• Aim
State only the number of lines that include "административной".

## begin Records to process

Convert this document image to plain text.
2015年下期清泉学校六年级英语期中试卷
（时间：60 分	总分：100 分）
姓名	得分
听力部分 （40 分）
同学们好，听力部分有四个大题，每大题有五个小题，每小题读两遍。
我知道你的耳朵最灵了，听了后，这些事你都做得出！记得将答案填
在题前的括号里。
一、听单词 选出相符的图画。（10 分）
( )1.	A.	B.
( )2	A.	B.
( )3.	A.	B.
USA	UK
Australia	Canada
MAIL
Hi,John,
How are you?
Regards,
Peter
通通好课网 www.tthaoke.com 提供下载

## end Records to process
## begin Records to process

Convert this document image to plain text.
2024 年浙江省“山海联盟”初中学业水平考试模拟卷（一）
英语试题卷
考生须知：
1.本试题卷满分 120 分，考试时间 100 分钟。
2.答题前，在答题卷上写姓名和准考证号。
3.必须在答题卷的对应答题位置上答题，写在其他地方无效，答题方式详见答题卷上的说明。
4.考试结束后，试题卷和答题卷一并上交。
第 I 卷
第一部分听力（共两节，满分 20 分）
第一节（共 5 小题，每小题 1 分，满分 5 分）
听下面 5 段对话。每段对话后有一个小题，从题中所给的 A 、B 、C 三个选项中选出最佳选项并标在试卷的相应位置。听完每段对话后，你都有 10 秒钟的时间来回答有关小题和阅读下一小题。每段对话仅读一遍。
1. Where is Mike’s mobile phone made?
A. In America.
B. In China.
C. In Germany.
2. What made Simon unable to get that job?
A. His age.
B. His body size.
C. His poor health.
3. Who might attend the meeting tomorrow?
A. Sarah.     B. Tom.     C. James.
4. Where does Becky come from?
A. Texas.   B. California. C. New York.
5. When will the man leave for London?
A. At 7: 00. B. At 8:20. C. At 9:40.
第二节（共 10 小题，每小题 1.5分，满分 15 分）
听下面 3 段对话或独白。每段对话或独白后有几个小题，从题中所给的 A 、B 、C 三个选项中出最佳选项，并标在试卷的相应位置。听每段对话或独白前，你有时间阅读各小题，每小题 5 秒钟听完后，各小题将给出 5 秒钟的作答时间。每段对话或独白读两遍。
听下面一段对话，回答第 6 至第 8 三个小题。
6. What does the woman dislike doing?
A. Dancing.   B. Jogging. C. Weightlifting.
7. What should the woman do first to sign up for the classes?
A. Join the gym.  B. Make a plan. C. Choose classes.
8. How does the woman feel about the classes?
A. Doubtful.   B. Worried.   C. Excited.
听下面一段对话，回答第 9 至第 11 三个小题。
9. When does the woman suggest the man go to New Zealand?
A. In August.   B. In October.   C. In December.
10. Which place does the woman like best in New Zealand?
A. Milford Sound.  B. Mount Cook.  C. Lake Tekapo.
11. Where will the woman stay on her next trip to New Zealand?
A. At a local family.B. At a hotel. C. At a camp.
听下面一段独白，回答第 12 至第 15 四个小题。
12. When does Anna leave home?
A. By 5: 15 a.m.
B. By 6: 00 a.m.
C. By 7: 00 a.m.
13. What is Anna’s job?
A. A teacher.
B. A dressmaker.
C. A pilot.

## end Records to process
## begin Records to process

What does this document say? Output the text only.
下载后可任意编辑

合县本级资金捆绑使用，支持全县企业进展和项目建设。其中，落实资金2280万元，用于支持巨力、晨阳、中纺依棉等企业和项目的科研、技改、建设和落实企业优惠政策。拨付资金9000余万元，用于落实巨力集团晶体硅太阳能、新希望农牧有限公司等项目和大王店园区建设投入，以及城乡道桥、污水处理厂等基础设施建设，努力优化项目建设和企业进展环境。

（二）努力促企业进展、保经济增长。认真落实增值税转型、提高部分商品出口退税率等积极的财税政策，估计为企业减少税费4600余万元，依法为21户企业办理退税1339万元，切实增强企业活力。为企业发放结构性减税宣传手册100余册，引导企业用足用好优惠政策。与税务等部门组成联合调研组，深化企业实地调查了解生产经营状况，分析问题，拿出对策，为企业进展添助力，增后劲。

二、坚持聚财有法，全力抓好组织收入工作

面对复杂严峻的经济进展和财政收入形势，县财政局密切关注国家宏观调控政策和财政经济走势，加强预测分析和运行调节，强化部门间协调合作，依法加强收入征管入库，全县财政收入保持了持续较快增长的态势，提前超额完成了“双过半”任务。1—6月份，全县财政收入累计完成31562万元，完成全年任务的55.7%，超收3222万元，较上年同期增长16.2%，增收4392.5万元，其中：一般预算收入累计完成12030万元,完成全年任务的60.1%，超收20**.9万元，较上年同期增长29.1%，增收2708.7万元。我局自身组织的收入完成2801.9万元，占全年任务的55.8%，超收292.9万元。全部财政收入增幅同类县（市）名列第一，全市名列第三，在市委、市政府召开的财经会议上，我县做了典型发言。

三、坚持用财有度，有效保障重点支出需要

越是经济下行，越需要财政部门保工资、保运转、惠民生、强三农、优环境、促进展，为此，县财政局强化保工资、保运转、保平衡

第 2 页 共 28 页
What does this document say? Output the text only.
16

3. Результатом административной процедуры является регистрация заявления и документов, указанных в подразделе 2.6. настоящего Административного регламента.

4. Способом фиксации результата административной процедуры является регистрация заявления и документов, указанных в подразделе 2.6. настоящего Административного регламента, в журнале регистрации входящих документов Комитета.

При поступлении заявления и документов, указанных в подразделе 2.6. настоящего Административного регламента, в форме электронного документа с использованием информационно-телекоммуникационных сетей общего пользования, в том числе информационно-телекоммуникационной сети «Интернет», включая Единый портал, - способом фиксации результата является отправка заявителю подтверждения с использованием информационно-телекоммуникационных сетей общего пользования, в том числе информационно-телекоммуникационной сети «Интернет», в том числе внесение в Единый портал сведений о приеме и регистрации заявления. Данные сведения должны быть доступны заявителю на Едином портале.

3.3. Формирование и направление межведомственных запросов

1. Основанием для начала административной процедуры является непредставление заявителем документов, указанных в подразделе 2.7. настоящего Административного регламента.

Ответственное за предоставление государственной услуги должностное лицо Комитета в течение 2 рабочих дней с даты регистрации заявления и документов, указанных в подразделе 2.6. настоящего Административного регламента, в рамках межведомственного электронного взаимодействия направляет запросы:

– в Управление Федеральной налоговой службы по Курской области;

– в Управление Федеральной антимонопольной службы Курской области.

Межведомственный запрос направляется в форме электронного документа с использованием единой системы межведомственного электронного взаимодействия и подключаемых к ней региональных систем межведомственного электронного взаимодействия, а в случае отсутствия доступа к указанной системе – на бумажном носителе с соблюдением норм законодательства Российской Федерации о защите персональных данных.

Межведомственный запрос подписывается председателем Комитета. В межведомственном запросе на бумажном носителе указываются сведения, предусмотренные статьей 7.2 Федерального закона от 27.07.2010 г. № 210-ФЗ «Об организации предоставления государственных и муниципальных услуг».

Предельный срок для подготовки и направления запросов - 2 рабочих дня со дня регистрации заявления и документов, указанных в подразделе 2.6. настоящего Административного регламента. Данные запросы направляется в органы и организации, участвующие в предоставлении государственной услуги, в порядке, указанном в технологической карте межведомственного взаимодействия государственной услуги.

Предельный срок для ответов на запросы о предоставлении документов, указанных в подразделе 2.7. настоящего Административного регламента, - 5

## end Records to process

• Correct output
3